§ **TASK TO CARRY OUT**:
Copy all the items below line for line, without changing anything.

§ **EXERCISE INPUT**:
_____
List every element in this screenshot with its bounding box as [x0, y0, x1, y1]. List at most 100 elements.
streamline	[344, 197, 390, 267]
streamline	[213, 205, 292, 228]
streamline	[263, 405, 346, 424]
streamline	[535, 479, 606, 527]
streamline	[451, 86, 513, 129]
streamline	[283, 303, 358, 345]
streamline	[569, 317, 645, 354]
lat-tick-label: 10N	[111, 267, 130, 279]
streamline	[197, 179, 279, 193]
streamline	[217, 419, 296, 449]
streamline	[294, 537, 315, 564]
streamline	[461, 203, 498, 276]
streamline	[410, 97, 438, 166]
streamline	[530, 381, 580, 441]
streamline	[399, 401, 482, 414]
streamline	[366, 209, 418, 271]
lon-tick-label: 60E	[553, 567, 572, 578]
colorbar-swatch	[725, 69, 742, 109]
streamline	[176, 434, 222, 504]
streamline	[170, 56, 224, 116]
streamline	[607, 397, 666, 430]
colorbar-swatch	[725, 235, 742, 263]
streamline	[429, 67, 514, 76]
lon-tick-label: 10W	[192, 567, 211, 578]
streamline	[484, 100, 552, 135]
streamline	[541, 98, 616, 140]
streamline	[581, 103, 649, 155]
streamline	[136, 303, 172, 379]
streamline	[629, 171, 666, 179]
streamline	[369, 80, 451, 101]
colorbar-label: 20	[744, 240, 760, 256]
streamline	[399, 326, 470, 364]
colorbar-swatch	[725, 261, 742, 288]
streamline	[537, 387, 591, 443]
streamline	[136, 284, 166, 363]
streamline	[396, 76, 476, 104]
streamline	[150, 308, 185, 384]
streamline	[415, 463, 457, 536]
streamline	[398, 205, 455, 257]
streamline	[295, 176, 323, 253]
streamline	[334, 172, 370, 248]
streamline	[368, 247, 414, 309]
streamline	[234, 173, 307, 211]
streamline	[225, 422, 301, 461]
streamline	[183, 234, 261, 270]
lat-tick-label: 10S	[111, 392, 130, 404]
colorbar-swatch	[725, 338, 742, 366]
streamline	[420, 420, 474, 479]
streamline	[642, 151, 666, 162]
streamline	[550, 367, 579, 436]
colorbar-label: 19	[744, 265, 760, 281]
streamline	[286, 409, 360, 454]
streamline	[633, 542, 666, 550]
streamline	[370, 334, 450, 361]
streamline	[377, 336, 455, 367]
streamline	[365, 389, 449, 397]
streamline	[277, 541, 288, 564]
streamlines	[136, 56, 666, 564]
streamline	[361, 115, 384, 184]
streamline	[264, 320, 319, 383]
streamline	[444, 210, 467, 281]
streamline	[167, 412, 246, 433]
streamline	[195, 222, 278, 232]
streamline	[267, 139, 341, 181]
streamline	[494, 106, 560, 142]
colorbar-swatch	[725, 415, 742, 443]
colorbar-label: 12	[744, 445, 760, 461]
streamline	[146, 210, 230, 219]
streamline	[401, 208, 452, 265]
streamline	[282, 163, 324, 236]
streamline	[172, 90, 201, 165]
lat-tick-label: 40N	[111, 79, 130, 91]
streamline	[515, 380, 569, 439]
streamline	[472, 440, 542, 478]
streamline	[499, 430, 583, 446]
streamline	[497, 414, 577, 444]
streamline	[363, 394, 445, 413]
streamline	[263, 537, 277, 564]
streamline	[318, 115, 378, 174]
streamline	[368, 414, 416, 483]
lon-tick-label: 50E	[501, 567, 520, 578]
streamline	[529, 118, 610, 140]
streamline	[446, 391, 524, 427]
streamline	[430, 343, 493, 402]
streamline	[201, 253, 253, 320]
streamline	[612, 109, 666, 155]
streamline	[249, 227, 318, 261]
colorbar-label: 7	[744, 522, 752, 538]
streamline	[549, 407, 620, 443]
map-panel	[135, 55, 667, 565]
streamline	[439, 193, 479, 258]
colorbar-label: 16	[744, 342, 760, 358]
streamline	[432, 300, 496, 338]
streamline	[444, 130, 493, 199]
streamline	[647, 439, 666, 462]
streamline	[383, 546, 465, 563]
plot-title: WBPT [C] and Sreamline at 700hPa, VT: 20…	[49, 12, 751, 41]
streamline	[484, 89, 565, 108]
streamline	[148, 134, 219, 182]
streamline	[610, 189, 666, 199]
_____
§ **EXPECTED ANSWER**:
List every element in this screenshot with its bounding box as [x0, y0, x1, y1]. List at most 100 elements.
streamline	[344, 197, 390, 267]
streamline	[213, 205, 292, 228]
streamline	[263, 405, 346, 424]
streamline	[535, 479, 606, 527]
streamline	[451, 86, 513, 129]
streamline	[283, 303, 358, 345]
streamline	[569, 317, 645, 354]
lat-tick-label: 10N	[111, 267, 130, 279]
streamline	[197, 179, 279, 193]
streamline	[217, 419, 296, 449]
streamline	[294, 537, 315, 564]
streamline	[461, 203, 498, 276]
streamline	[410, 97, 438, 166]
streamline	[530, 381, 580, 441]
streamline	[399, 401, 482, 414]
streamline	[366, 209, 418, 271]
lon-tick-label: 60E	[553, 567, 572, 578]
colorbar-swatch	[725, 69, 742, 109]
streamline	[176, 434, 222, 504]
streamline	[170, 56, 224, 116]
streamline	[607, 397, 666, 430]
colorbar-swatch	[725, 235, 742, 263]
streamline	[429, 67, 514, 76]
lon-tick-label: 10W	[192, 567, 211, 578]
streamline	[484, 100, 552, 135]
streamline	[541, 98, 616, 140]
streamline	[581, 103, 649, 155]
streamline	[136, 303, 172, 379]
streamline	[629, 171, 666, 179]
streamline	[369, 80, 451, 101]
colorbar-label: 20	[744, 240, 760, 256]
streamline	[399, 326, 470, 364]
colorbar-swatch	[725, 261, 742, 288]
streamline	[537, 387, 591, 443]
streamline	[136, 284, 166, 363]
streamline	[396, 76, 476, 104]
streamline	[150, 308, 185, 384]
streamline	[415, 463, 457, 536]
streamline	[398, 205, 455, 257]
streamline	[295, 176, 323, 253]
streamline	[334, 172, 370, 248]
streamline	[368, 247, 414, 309]
streamline	[234, 173, 307, 211]
streamline	[225, 422, 301, 461]
streamline	[183, 234, 261, 270]
lat-tick-label: 10S	[111, 392, 130, 404]
colorbar-swatch	[725, 338, 742, 366]
streamline	[420, 420, 474, 479]
streamline	[642, 151, 666, 162]
streamline	[550, 367, 579, 436]
colorbar-label: 19	[744, 265, 760, 281]
streamline	[286, 409, 360, 454]
streamline	[633, 542, 666, 550]
streamline	[370, 334, 450, 361]
streamline	[377, 336, 455, 367]
streamline	[365, 389, 449, 397]
streamline	[277, 541, 288, 564]
streamlines	[136, 56, 666, 564]
streamline	[361, 115, 384, 184]
streamline	[264, 320, 319, 383]
streamline	[444, 210, 467, 281]
streamline	[167, 412, 246, 433]
streamline	[195, 222, 278, 232]
streamline	[267, 139, 341, 181]
streamline	[494, 106, 560, 142]
colorbar-swatch	[725, 415, 742, 443]
colorbar-label: 12	[744, 445, 760, 461]
streamline	[146, 210, 230, 219]
streamline	[401, 208, 452, 265]
streamline	[282, 163, 324, 236]
streamline	[172, 90, 201, 165]
lat-tick-label: 40N	[111, 79, 130, 91]
streamline	[515, 380, 569, 439]
streamline	[472, 440, 542, 478]
streamline	[499, 430, 583, 446]
streamline	[497, 414, 577, 444]
streamline	[363, 394, 445, 413]
streamline	[263, 537, 277, 564]
streamline	[318, 115, 378, 174]
streamline	[368, 414, 416, 483]
lon-tick-label: 50E	[501, 567, 520, 578]
streamline	[529, 118, 610, 140]
streamline	[446, 391, 524, 427]
streamline	[430, 343, 493, 402]
streamline	[201, 253, 253, 320]
streamline	[612, 109, 666, 155]
streamline	[249, 227, 318, 261]
colorbar-label: 7	[744, 522, 752, 538]
streamline	[549, 407, 620, 443]
map-panel	[135, 55, 667, 565]
streamline	[439, 193, 479, 258]
colorbar-label: 16	[744, 342, 760, 358]
streamline	[432, 300, 496, 338]
streamline	[444, 130, 493, 199]
streamline	[647, 439, 666, 462]
streamline	[383, 546, 465, 563]
plot-title: WBPT [C] and Sreamline at 700hPa, VT: 20…	[49, 12, 751, 41]
streamline	[484, 89, 565, 108]
streamline	[148, 134, 219, 182]
streamline	[610, 189, 666, 199]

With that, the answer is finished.